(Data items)
______

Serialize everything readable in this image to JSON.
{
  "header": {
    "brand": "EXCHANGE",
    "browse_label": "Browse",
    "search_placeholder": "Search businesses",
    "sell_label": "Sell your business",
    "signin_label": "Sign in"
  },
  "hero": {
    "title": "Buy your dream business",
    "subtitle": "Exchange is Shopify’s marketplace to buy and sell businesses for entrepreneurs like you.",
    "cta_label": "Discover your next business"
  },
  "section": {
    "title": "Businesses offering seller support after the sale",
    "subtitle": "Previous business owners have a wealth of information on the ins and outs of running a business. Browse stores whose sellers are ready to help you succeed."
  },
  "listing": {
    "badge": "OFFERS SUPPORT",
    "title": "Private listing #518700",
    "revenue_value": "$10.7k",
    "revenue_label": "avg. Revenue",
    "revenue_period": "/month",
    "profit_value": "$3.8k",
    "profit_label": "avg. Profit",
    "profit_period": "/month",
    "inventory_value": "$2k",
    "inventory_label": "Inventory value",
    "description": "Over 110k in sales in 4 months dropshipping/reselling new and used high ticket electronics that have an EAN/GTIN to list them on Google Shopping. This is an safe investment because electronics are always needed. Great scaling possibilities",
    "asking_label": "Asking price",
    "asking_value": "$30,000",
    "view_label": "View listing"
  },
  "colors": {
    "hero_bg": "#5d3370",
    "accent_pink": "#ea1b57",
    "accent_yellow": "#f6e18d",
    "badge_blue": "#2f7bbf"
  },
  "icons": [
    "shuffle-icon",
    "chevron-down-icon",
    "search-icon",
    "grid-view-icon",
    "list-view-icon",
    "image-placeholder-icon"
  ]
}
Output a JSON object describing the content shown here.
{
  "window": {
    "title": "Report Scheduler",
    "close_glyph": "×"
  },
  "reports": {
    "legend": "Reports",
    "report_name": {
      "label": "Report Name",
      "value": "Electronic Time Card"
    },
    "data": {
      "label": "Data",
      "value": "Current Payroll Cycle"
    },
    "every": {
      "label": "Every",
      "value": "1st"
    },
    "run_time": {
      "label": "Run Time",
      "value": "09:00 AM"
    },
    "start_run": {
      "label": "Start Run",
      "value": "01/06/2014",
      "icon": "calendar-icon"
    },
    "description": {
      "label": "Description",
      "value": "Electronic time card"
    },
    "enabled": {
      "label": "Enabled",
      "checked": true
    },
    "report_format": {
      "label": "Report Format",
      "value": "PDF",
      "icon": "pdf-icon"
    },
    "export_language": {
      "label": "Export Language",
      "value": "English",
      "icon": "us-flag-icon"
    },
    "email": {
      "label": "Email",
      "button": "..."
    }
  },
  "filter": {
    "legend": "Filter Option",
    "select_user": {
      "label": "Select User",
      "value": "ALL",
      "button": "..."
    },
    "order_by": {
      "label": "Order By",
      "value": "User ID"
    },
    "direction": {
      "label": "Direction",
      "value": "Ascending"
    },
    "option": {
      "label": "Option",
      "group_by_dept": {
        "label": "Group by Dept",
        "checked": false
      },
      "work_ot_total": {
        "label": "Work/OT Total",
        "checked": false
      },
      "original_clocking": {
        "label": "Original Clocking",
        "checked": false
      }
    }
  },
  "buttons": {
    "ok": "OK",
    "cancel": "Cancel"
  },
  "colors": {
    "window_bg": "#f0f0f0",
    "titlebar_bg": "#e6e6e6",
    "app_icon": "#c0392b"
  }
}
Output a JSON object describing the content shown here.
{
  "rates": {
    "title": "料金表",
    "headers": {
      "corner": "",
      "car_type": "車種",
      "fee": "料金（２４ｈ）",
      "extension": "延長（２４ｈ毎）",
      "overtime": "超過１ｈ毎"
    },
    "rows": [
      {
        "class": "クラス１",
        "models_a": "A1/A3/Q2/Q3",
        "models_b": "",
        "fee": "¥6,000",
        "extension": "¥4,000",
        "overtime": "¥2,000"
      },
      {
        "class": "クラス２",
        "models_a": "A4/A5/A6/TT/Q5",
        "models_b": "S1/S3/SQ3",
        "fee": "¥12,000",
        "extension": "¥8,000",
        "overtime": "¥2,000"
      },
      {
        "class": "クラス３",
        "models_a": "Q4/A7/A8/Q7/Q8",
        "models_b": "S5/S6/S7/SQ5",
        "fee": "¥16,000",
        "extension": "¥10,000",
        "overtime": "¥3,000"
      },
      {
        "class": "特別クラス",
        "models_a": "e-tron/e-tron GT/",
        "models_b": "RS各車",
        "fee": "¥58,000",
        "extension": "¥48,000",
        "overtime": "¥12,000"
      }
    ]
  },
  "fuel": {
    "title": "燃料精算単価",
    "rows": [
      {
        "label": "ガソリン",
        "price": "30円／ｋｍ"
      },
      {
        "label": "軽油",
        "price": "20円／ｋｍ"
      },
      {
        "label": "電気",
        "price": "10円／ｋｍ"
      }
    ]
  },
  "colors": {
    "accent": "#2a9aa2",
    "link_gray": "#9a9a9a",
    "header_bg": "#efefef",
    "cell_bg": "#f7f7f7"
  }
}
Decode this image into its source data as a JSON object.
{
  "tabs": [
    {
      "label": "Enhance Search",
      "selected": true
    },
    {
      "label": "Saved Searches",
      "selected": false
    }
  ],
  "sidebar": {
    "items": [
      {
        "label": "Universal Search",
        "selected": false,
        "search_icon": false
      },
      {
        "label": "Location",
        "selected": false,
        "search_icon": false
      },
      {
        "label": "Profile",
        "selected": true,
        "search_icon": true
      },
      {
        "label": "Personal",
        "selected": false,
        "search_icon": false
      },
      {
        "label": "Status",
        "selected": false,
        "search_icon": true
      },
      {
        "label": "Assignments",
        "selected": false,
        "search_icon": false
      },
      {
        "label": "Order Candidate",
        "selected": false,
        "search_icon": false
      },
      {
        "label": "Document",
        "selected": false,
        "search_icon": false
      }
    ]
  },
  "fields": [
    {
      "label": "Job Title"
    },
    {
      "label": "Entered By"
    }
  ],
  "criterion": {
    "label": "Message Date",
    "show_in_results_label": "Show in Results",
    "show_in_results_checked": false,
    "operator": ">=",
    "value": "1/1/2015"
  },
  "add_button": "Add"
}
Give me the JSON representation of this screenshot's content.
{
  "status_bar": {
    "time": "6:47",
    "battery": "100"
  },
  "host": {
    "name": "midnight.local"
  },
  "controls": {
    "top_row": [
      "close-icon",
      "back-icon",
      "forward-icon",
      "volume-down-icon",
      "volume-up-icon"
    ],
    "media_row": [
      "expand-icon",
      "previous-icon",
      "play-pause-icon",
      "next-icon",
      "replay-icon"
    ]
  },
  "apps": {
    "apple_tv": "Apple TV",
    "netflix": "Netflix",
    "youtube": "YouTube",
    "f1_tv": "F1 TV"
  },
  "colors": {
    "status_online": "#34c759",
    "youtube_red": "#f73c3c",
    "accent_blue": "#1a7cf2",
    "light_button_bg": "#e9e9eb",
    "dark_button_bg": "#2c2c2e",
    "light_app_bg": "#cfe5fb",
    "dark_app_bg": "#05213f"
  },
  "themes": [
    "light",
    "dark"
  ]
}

______

Short task: Scan the listing above for the word "image" and show each line where it is found.

Task answer:
Serialize everything readable in this image to JSON.
    "image-placeholder-icon"
Decode this image into its source data as a JSON object.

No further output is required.